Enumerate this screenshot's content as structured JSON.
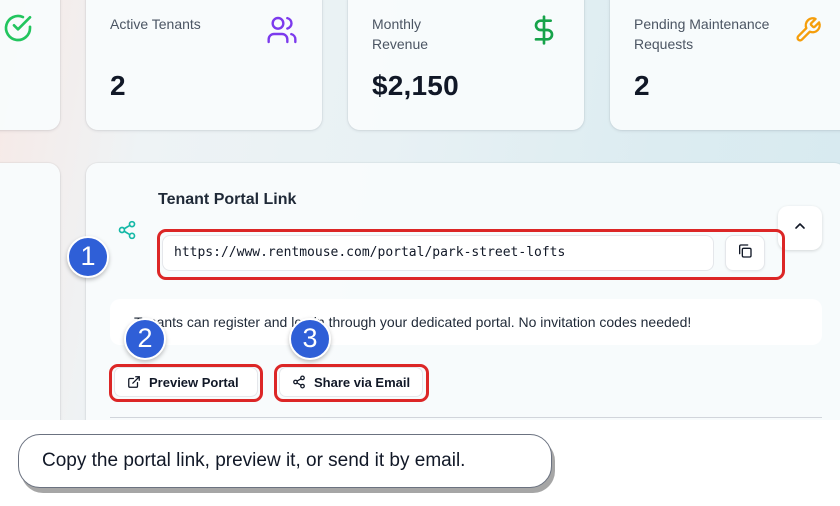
{
  "stats": [
    {
      "label": "Active Tenants",
      "value": "2",
      "icon": "users-icon",
      "icon_color": "#7c3aed"
    },
    {
      "label": "Monthly Revenue",
      "value": "$2,150",
      "icon": "dollar-icon",
      "icon_color": "#16a34a"
    },
    {
      "label": "Pending Maintenance Requests",
      "value": "2",
      "icon": "wrench-icon",
      "icon_color": "#f59e0b"
    }
  ],
  "portal": {
    "title": "Tenant Portal Link",
    "url": "https://www.rentmouse.com/portal/park-street-lofts",
    "info_text": "Tenants can register and log in through your dedicated portal. No invitation codes needed!",
    "preview_label": "Preview Portal",
    "share_label": "Share via Email"
  },
  "annotations": {
    "badge1": "1",
    "badge2": "2",
    "badge3": "3",
    "highlight_color": "#dc2626",
    "badge_color": "#2f5fd7"
  },
  "tooltip": {
    "text": "Copy the portal link, preview it, or send it by email."
  },
  "colors": {
    "accent_teal": "#14b8a6",
    "check_green": "#22c55e"
  }
}
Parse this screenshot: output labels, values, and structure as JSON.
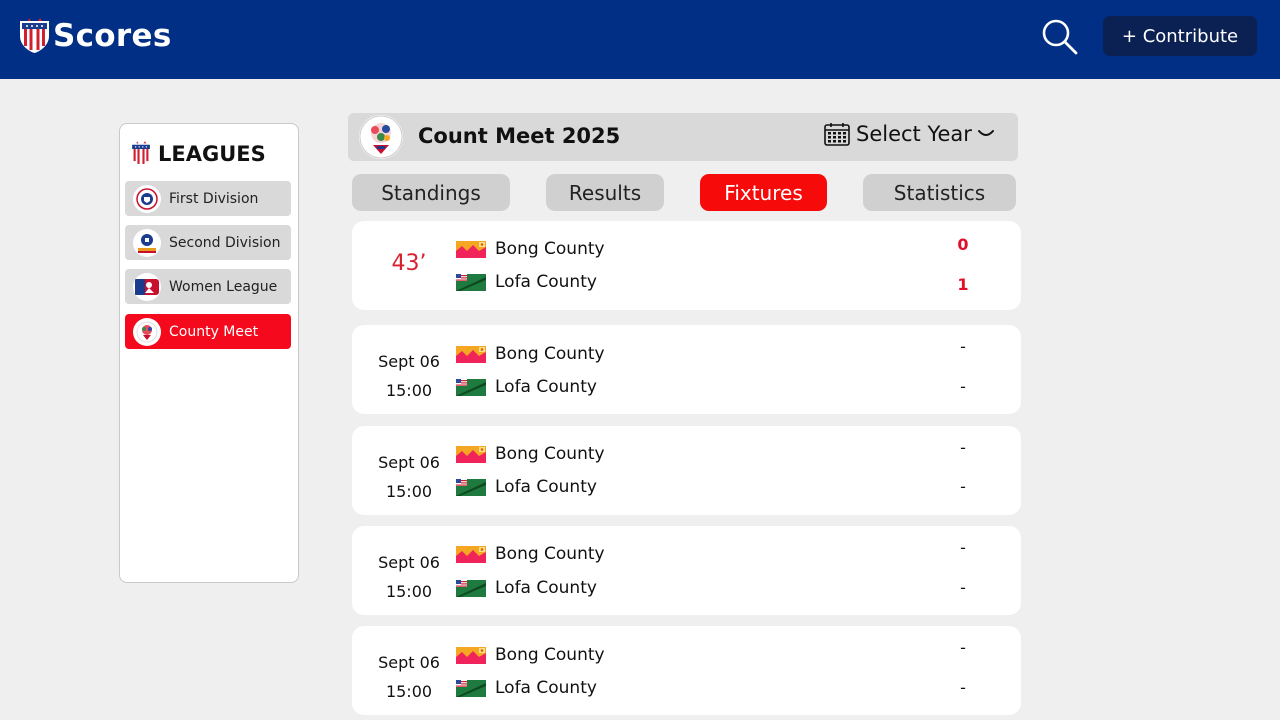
{
  "header": {
    "brand": "Scores",
    "contribute_label": "+ Contribute"
  },
  "sidebar": {
    "title": "LEAGUES",
    "items": [
      {
        "label": "First Division"
      },
      {
        "label": "Second Division"
      },
      {
        "label": "Women League"
      },
      {
        "label": "County Meet"
      }
    ]
  },
  "competition": {
    "title": "Count Meet 2025",
    "year_select_label": "Select Year"
  },
  "tabs": [
    {
      "label": "Standings"
    },
    {
      "label": "Results"
    },
    {
      "label": "Fixtures"
    },
    {
      "label": "Statistics"
    }
  ],
  "matches": [
    {
      "live": "43’",
      "home": "Bong County",
      "away": "Lofa County",
      "home_score": "0",
      "away_score": "1"
    },
    {
      "date": "Sept 06",
      "time": "15:00",
      "home": "Bong County",
      "away": "Lofa County",
      "home_score": "-",
      "away_score": "-"
    },
    {
      "date": "Sept 06",
      "time": "15:00",
      "home": "Bong County",
      "away": "Lofa County",
      "home_score": "-",
      "away_score": "-"
    },
    {
      "date": "Sept 06",
      "time": "15:00",
      "home": "Bong County",
      "away": "Lofa County",
      "home_score": "-",
      "away_score": "-"
    },
    {
      "date": "Sept 06",
      "time": "15:00",
      "home": "Bong County",
      "away": "Lofa County",
      "home_score": "-",
      "away_score": "-"
    }
  ],
  "colors": {
    "header_bg": "#012f86",
    "accent_red": "#f70a0a",
    "live_red": "#d8202e"
  },
  "icons": {
    "brand": "shield-logo-icon",
    "search": "search-icon",
    "calendar": "calendar-icon",
    "chevron": "chevron-down-icon",
    "home_flag": "bong-county-flag-icon",
    "away_flag": "lofa-county-flag-icon"
  }
}
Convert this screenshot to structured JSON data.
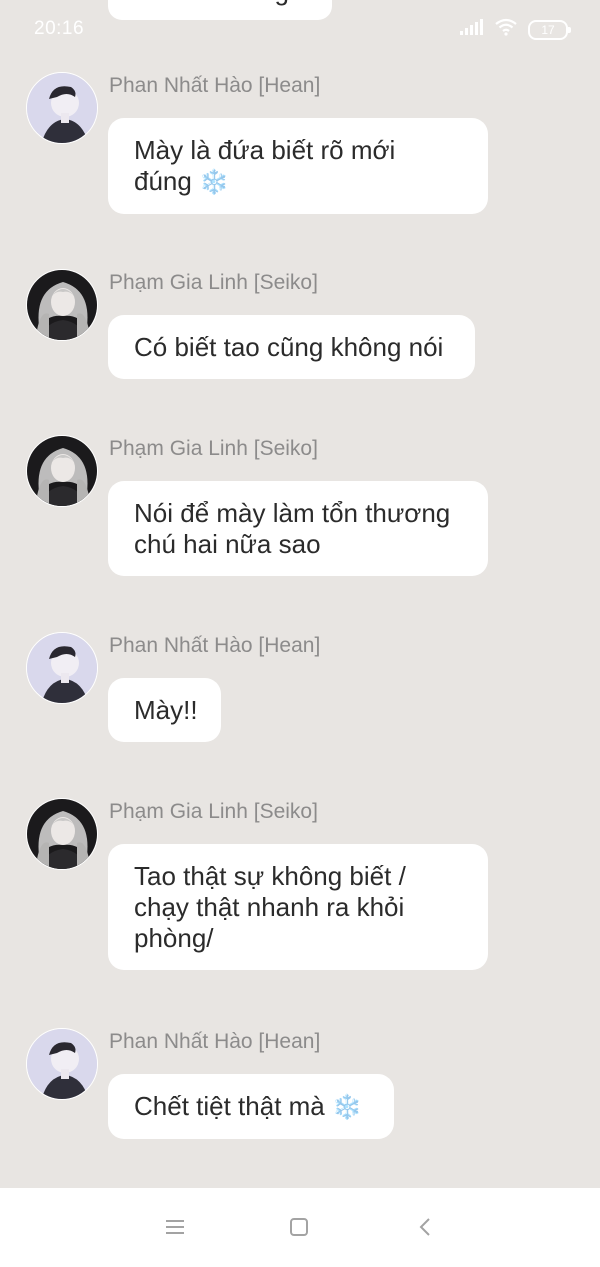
{
  "status_bar": {
    "time": "20:16",
    "battery_level": "17",
    "icons": [
      "signal-icon",
      "wifi-icon",
      "battery-icon"
    ]
  },
  "previous_message": {
    "text_fragment": "ng"
  },
  "messages": [
    {
      "sender": "Phan Nhất Hào [Hean]",
      "avatar": "avatar-hean",
      "lines": [
        "Mày là đứa biết rõ mới",
        "đúng"
      ],
      "emoji": "❄️"
    },
    {
      "sender": "Phạm Gia Linh [Seiko]",
      "avatar": "avatar-seiko",
      "lines": [
        "Có biết tao cũng không nói"
      ]
    },
    {
      "sender": "Phạm Gia Linh [Seiko]",
      "avatar": "avatar-seiko",
      "lines": [
        "Nói để mày làm tổn thương",
        "chú hai nữa sao"
      ]
    },
    {
      "sender": "Phan Nhất Hào [Hean]",
      "avatar": "avatar-hean",
      "lines": [
        "Mày!!"
      ]
    },
    {
      "sender": "Phạm Gia Linh [Seiko]",
      "avatar": "avatar-seiko",
      "lines": [
        "Tao thật sự không biết /",
        "chạy thật nhanh ra khỏi",
        "phòng/"
      ]
    },
    {
      "sender": "Phan Nhất Hào [Hean]",
      "avatar": "avatar-hean",
      "lines": [
        "Chết tiệt thật mà"
      ],
      "emoji": "❄️"
    }
  ],
  "nav_bar": {
    "buttons": [
      "menu-icon",
      "home-icon",
      "back-icon"
    ]
  },
  "colors": {
    "background": "#e8e5e2",
    "bubble": "#ffffff",
    "sender_text": "#8c8b8b",
    "message_text": "#2b2b2b",
    "emoji": "#8fb8dc"
  }
}
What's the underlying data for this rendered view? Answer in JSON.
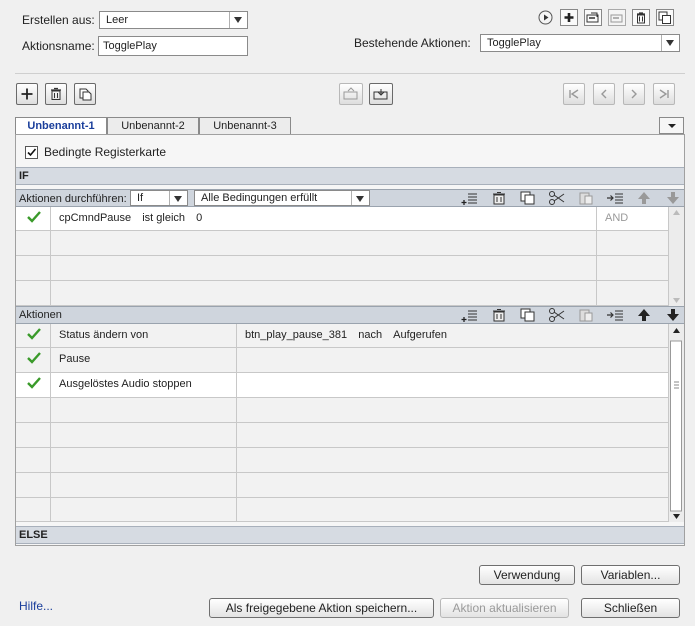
{
  "header": {
    "create_from_label": "Erstellen aus:",
    "create_from_value": "Leer",
    "action_name_label": "Aktionsname:",
    "action_name_value": "TogglePlay",
    "existing_actions_label": "Bestehende Aktionen:",
    "existing_actions_value": "TogglePlay"
  },
  "tabs": [
    {
      "label": "Unbenannt-1",
      "active": true
    },
    {
      "label": "Unbenannt-2",
      "active": false
    },
    {
      "label": "Unbenannt-3",
      "active": false
    }
  ],
  "conditional_tab": {
    "label": "Bedingte Registerkarte",
    "checked": true
  },
  "if_section": {
    "label": "IF",
    "perform_label": "Aktionen durchführen:",
    "perform_value": "If",
    "conditions_value": "Alle Bedingungen erfüllt",
    "rows": [
      {
        "variable": "cpCmndPause",
        "operator": "ist gleich",
        "value": "0",
        "conjunction": "AND",
        "checked": true
      }
    ]
  },
  "actions_section": {
    "label": "Aktionen",
    "rows": [
      {
        "action": "Status ändern von",
        "target": "btn_play_pause_381",
        "mid": "nach",
        "state": "Aufgerufen",
        "checked": true
      },
      {
        "action": "Pause",
        "target": "",
        "mid": "",
        "state": "",
        "checked": true
      },
      {
        "action": "Ausgelöstes Audio stoppen",
        "target": "",
        "mid": "",
        "state": "",
        "checked": true
      }
    ]
  },
  "else_section": {
    "label": "ELSE"
  },
  "footer": {
    "help_link": "Hilfe...",
    "usage_button": "Verwendung",
    "variables_button": "Variablen...",
    "save_shared_button": "Als freigegebene Aktion speichern...",
    "update_button": "Aktion aktualisieren",
    "close_button": "Schließen"
  },
  "colors": {
    "accent": "#1a3e9b",
    "check": "#3a9a2a",
    "section_bar": "#cfd5dd"
  }
}
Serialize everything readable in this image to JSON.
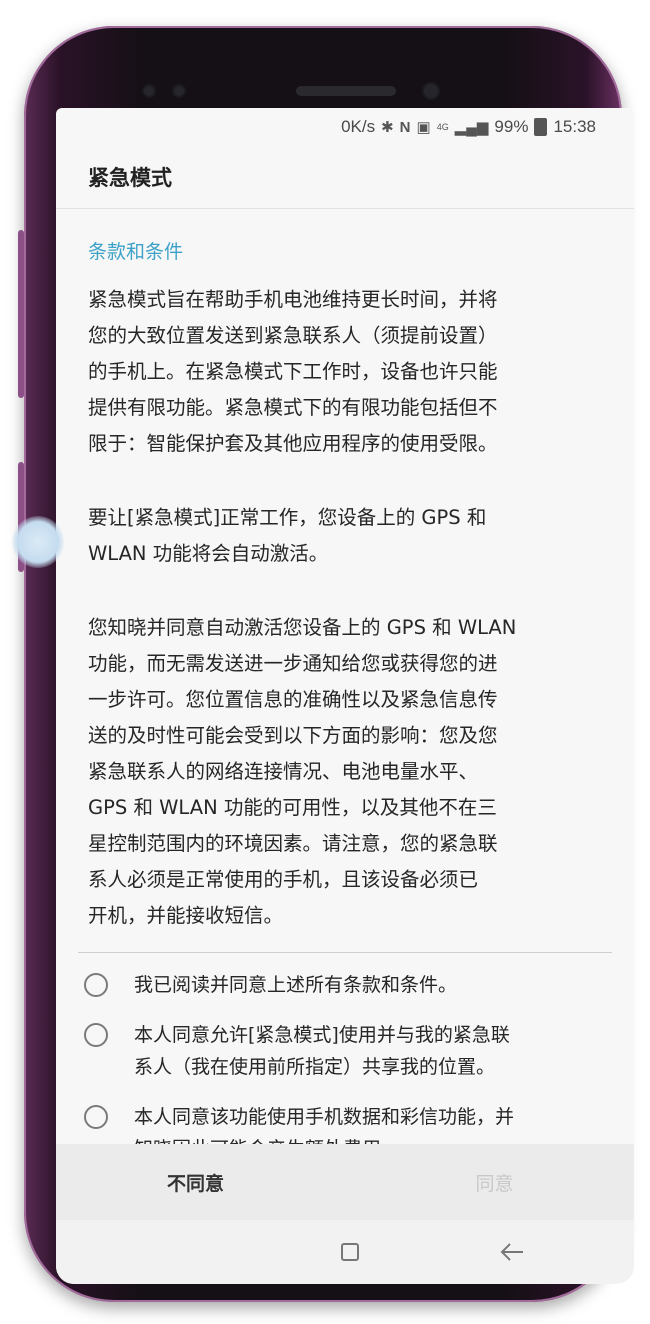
{
  "status_bar": {
    "speed": "0K/s",
    "signal_label": "4G",
    "battery": "99%",
    "time": "15:38",
    "icons": [
      "bluetooth-icon",
      "nfc-icon",
      "vibrate-icon",
      "signal-icon",
      "battery-icon"
    ]
  },
  "app_bar": {
    "title": "紧急模式"
  },
  "content": {
    "section_title": "条款和条件",
    "paragraphs": [
      "紧急模式旨在帮助手机电池维持更长时间，并将\n您的大致位置发送到紧急联系人（须提前设置）\n的手机上。在紧急模式下工作时，设备也许只能\n提供有限功能。紧急模式下的有限功能包括但不\n限于：智能保护套及其他应用程序的使用受限。",
      "要让[紧急模式]正常工作，您设备上的 GPS 和\nWLAN 功能将会自动激活。",
      "您知晓并同意自动激活您设备上的 GPS 和 WLAN\n功能，而无需发送进一步通知给您或获得您的进\n一步许可。您位置信息的准确性以及紧急信息传\n送的及时性可能会受到以下方面的影响：您及您\n紧急联系人的网络连接情况、电池电量水平、\nGPS 和 WLAN 功能的可用性，以及其他不在三\n星控制范围内的环境因素。请注意，您的紧急联\n系人必须是正常使用的手机，且该设备必须已\n开机，并能接收短信。"
    ]
  },
  "checklist": [
    {
      "label": "我已阅读并同意上述所有条款和条件。",
      "checked": false
    },
    {
      "label": "本人同意允许[紧急模式]使用并与我的紧急联\n系人（我在使用前所指定）共享我的位置。",
      "checked": false
    },
    {
      "label": "本人同意该功能使用手机数据和彩信功能，并\n知晓因此可能会产生额外费用。",
      "checked": false
    }
  ],
  "buttons": {
    "disagree": "不同意",
    "agree": "同意"
  },
  "nav_bar": {
    "icons": [
      "recents-icon",
      "back-icon"
    ]
  },
  "colors": {
    "accent": "#3ea2c8",
    "phone_frame": "#6b3163",
    "disabled_text": "#c8c8c8"
  }
}
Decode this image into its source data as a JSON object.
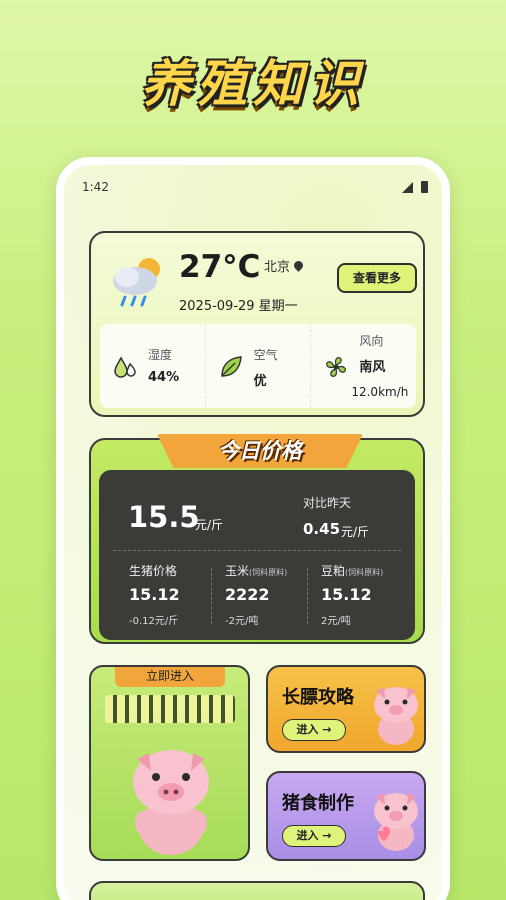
══════════════════════════════
* Task to complete *
Find all lines with "this" in them and copy each one.

* Answer below *
Enumerate this screenshot's content as structured JSON.
Parse this screenshot: output labels, values, and structure as JSON.
Convert this screenshot to structured JSON data.
What's the underlying data for this rendered view? Answer in JSON.
Serialize everything readable in this image to JSON.
Decode this image into its source data as a JSON object.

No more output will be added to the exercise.